What the task requires:
Show every line that has the string "дверь" in it.

Information shown:

§

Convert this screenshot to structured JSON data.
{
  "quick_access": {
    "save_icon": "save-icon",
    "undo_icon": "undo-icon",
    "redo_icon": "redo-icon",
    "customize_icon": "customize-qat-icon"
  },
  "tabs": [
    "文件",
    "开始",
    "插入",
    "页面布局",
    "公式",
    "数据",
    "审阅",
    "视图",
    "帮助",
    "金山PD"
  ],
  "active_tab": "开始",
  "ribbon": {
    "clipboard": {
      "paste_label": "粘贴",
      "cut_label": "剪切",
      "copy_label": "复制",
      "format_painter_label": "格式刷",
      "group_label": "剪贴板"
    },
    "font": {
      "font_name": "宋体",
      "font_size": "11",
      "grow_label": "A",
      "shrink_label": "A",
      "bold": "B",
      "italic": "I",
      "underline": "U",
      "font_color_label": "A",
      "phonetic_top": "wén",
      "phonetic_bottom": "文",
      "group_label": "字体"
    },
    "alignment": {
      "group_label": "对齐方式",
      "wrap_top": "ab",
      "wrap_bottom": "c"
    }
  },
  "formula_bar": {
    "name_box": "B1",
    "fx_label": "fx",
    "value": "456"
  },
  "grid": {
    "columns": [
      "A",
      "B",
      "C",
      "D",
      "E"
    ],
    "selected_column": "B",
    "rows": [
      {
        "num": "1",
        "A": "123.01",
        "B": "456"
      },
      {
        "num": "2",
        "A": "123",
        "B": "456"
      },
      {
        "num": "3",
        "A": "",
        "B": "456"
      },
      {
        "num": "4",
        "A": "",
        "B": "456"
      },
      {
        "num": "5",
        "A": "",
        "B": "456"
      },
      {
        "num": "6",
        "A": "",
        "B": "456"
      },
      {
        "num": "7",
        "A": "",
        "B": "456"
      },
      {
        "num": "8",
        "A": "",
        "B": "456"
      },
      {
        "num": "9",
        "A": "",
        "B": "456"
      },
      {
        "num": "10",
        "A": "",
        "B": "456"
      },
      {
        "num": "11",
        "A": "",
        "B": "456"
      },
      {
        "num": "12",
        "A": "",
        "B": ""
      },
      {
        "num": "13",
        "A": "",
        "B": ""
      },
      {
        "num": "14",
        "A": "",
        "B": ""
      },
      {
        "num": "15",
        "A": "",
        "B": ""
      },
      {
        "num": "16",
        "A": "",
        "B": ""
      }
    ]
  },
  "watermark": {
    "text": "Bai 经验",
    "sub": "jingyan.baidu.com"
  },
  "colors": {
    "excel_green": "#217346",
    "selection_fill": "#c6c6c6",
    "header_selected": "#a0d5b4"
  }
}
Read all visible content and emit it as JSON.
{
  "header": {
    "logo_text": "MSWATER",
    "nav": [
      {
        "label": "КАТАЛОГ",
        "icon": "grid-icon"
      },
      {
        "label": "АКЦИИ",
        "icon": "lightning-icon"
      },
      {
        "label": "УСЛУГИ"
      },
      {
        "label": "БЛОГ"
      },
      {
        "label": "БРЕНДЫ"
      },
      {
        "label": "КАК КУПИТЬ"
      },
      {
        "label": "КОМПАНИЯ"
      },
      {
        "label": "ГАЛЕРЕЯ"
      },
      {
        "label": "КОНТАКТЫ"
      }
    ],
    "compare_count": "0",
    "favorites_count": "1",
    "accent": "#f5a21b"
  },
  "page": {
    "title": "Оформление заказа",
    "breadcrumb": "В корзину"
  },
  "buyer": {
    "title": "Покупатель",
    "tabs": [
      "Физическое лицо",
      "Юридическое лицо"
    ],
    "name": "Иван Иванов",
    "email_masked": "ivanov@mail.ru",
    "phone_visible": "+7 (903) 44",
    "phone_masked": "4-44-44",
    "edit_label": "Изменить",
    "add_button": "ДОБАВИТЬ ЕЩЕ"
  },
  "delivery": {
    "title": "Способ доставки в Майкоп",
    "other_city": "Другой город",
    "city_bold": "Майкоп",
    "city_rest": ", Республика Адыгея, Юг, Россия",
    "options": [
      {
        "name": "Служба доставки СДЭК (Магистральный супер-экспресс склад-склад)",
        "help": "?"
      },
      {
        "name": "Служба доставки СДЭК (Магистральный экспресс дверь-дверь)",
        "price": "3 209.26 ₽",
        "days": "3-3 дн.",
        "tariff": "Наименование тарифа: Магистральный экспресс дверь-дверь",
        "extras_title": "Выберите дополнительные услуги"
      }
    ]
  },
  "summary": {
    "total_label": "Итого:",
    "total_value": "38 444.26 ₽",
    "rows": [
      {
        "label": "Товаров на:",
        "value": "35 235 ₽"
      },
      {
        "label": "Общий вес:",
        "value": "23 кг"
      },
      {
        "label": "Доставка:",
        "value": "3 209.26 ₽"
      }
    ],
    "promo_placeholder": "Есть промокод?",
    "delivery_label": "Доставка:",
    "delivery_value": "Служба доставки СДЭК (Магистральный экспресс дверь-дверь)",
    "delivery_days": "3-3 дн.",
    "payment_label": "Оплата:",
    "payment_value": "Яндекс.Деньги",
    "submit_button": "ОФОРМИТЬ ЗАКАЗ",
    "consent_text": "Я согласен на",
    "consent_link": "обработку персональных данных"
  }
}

§

Answer to the task:
        "name": "Служба доставки СДЭК (Магистральный экспресс дверь-дверь)",
        "tariff": "Наименование тарифа: Магистральный экспресс дверь-дверь",
    "delivery_value": "Служба доставки СДЭК (Магистральный экспресс дверь-дверь)",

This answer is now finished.